▶ **Given exercise**
Which lines include the word "passage"? Copy each of them.

▶ **Task data**
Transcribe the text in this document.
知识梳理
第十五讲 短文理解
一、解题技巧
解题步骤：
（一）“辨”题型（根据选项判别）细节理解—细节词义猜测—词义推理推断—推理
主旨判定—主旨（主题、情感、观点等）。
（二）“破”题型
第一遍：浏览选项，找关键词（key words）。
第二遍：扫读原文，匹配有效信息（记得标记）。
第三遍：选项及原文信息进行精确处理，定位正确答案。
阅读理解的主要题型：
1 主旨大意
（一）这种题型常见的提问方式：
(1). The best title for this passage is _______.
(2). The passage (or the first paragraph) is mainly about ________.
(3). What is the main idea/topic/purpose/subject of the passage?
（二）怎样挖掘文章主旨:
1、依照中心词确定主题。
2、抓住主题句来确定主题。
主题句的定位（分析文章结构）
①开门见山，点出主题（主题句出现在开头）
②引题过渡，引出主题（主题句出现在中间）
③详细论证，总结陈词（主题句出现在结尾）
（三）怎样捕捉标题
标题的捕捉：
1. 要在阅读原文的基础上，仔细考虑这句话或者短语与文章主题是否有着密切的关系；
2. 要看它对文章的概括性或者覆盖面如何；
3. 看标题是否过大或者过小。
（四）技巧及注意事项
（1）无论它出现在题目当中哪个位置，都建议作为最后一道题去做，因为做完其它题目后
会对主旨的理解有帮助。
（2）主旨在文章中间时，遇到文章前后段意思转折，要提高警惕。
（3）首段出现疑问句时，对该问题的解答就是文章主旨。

▶ **Final result**
(1). The best title for this passage is _______.
(2). The passage (or the first paragraph) is mainly about ________.
(3). What is the main idea/topic/purpose/subject of the passage?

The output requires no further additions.